TO BE DONE:
Reproduce each line of the material precisely.

BEGIN DATA IN THIS EXERCISE

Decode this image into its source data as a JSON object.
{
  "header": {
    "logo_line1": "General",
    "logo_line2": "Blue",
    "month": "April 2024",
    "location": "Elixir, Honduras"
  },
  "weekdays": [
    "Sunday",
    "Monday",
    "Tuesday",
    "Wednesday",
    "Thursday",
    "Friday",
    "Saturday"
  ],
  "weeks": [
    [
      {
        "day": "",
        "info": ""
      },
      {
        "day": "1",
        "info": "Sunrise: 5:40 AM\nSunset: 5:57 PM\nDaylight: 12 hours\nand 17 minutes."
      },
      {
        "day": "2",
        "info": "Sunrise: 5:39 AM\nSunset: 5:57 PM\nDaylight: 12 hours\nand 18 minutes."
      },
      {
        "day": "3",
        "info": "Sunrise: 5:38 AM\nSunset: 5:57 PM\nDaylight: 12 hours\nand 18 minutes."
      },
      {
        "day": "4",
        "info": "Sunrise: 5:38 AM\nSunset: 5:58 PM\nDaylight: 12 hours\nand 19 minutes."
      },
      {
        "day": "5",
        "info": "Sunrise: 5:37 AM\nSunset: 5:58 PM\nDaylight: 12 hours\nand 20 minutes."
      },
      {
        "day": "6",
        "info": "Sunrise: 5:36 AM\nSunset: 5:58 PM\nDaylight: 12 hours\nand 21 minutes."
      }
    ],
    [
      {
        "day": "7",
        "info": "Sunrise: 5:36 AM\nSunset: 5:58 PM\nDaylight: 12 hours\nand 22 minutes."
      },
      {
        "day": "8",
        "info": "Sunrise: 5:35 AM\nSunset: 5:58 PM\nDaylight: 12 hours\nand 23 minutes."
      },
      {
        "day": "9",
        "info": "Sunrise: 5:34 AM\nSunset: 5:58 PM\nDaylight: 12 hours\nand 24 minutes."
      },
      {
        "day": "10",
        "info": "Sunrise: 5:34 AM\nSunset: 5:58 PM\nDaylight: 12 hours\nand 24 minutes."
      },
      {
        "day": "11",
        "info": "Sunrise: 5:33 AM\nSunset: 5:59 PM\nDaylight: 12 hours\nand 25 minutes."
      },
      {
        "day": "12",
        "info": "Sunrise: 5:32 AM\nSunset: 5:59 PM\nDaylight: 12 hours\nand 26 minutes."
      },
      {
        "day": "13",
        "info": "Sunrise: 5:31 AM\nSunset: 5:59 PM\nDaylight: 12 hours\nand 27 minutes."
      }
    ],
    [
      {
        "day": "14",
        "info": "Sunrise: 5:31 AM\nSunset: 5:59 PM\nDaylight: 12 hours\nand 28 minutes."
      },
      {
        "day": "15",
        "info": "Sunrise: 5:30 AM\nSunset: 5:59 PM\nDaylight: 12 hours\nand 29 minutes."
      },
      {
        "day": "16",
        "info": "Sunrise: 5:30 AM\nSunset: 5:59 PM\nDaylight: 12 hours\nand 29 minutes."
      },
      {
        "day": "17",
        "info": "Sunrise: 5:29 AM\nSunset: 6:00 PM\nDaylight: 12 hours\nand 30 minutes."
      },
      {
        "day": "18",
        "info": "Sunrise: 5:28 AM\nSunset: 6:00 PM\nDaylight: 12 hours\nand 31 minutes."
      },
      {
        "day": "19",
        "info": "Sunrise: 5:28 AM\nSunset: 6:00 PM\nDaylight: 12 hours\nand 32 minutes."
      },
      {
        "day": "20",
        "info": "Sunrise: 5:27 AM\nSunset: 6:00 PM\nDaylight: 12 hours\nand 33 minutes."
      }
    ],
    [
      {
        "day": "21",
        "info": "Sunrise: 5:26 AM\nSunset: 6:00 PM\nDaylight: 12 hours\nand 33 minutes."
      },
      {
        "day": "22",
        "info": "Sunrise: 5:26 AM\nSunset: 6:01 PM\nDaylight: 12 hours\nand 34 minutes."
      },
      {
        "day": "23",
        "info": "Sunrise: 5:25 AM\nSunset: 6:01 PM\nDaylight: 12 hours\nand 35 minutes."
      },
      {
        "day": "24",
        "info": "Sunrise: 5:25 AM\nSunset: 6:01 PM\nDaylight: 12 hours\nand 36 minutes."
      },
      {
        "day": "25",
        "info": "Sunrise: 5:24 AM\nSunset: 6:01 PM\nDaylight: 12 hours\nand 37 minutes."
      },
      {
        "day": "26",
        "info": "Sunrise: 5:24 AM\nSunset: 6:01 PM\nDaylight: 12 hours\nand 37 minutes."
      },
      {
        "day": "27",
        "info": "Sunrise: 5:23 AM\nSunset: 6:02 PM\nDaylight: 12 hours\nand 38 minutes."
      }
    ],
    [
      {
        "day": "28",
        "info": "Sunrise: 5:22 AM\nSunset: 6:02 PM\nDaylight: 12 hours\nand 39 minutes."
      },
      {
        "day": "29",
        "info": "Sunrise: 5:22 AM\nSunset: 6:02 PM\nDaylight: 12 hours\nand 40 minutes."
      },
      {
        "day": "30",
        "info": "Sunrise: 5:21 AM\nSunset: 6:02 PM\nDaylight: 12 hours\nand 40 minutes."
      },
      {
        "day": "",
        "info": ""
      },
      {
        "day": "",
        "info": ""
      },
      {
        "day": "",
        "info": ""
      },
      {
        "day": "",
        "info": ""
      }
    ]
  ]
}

END DATA IN THIS EXERCISE

REPLY:
Decode this image into its source data as a JSON object.
{
  "header": {
    "logo_line1": "General",
    "logo_line2": "Blue",
    "month": "April 2024",
    "location": "Elixir, Honduras"
  },
  "weekdays": [
    "Sunday",
    "Monday",
    "Tuesday",
    "Wednesday",
    "Thursday",
    "Friday",
    "Saturday"
  ],
  "weeks": [
    [
      {
        "day": "",
        "info": ""
      },
      {
        "day": "1",
        "info": "Sunrise: 5:40 AM\nSunset: 5:57 PM\nDaylight: 12 hours\nand 17 minutes."
      },
      {
        "day": "2",
        "info": "Sunrise: 5:39 AM\nSunset: 5:57 PM\nDaylight: 12 hours\nand 18 minutes."
      },
      {
        "day": "3",
        "info": "Sunrise: 5:38 AM\nSunset: 5:57 PM\nDaylight: 12 hours\nand 18 minutes."
      },
      {
        "day": "4",
        "info": "Sunrise: 5:38 AM\nSunset: 5:58 PM\nDaylight: 12 hours\nand 19 minutes."
      },
      {
        "day": "5",
        "info": "Sunrise: 5:37 AM\nSunset: 5:58 PM\nDaylight: 12 hours\nand 20 minutes."
      },
      {
        "day": "6",
        "info": "Sunrise: 5:36 AM\nSunset: 5:58 PM\nDaylight: 12 hours\nand 21 minutes."
      }
    ],
    [
      {
        "day": "7",
        "info": "Sunrise: 5:36 AM\nSunset: 5:58 PM\nDaylight: 12 hours\nand 22 minutes."
      },
      {
        "day": "8",
        "info": "Sunrise: 5:35 AM\nSunset: 5:58 PM\nDaylight: 12 hours\nand 23 minutes."
      },
      {
        "day": "9",
        "info": "Sunrise: 5:34 AM\nSunset: 5:58 PM\nDaylight: 12 hours\nand 24 minutes."
      },
      {
        "day": "10",
        "info": "Sunrise: 5:34 AM\nSunset: 5:58 PM\nDaylight: 12 hours\nand 24 minutes."
      },
      {
        "day": "11",
        "info": "Sunrise: 5:33 AM\nSunset: 5:59 PM\nDaylight: 12 hours\nand 25 minutes."
      },
      {
        "day": "12",
        "info": "Sunrise: 5:32 AM\nSunset: 5:59 PM\nDaylight: 12 hours\nand 26 minutes."
      },
      {
        "day": "13",
        "info": "Sunrise: 5:31 AM\nSunset: 5:59 PM\nDaylight: 12 hours\nand 27 minutes."
      }
    ],
    [
      {
        "day": "14",
        "info": "Sunrise: 5:31 AM\nSunset: 5:59 PM\nDaylight: 12 hours\nand 28 minutes."
      },
      {
        "day": "15",
        "info": "Sunrise: 5:30 AM\nSunset: 5:59 PM\nDaylight: 12 hours\nand 29 minutes."
      },
      {
        "day": "16",
        "info": "Sunrise: 5:30 AM\nSunset: 5:59 PM\nDaylight: 12 hours\nand 29 minutes."
      },
      {
        "day": "17",
        "info": "Sunrise: 5:29 AM\nSunset: 6:00 PM\nDaylight: 12 hours\nand 30 minutes."
      },
      {
        "day": "18",
        "info": "Sunrise: 5:28 AM\nSunset: 6:00 PM\nDaylight: 12 hours\nand 31 minutes."
      },
      {
        "day": "19",
        "info": "Sunrise: 5:28 AM\nSunset: 6:00 PM\nDaylight: 12 hours\nand 32 minutes."
      },
      {
        "day": "20",
        "info": "Sunrise: 5:27 AM\nSunset: 6:00 PM\nDaylight: 12 hours\nand 33 minutes."
      }
    ],
    [
      {
        "day": "21",
        "info": "Sunrise: 5:26 AM\nSunset: 6:00 PM\nDaylight: 12 hours\nand 33 minutes."
      },
      {
        "day": "22",
        "info": "Sunrise: 5:26 AM\nSunset: 6:01 PM\nDaylight: 12 hours\nand 34 minutes."
      },
      {
        "day": "23",
        "info": "Sunrise: 5:25 AM\nSunset: 6:01 PM\nDaylight: 12 hours\nand 35 minutes."
      },
      {
        "day": "24",
        "info": "Sunrise: 5:25 AM\nSunset: 6:01 PM\nDaylight: 12 hours\nand 36 minutes."
      },
      {
        "day": "25",
        "info": "Sunrise: 5:24 AM\nSunset: 6:01 PM\nDaylight: 12 hours\nand 37 minutes."
      },
      {
        "day": "26",
        "info": "Sunrise: 5:24 AM\nSunset: 6:01 PM\nDaylight: 12 hours\nand 37 minutes."
      },
      {
        "day": "27",
        "info": "Sunrise: 5:23 AM\nSunset: 6:02 PM\nDaylight: 12 hours\nand 38 minutes."
      }
    ],
    [
      {
        "day": "28",
        "info": "Sunrise: 5:22 AM\nSunset: 6:02 PM\nDaylight: 12 hours\nand 39 minutes."
      },
      {
        "day": "29",
        "info": "Sunrise: 5:22 AM\nSunset: 6:02 PM\nDaylight: 12 hours\nand 40 minutes."
      },
      {
        "day": "30",
        "info": "Sunrise: 5:21 AM\nSunset: 6:02 PM\nDaylight: 12 hours\nand 40 minutes."
      },
      {
        "day": "",
        "info": ""
      },
      {
        "day": "",
        "info": ""
      },
      {
        "day": "",
        "info": ""
      },
      {
        "day": "",
        "info": ""
      }
    ]
  ]
}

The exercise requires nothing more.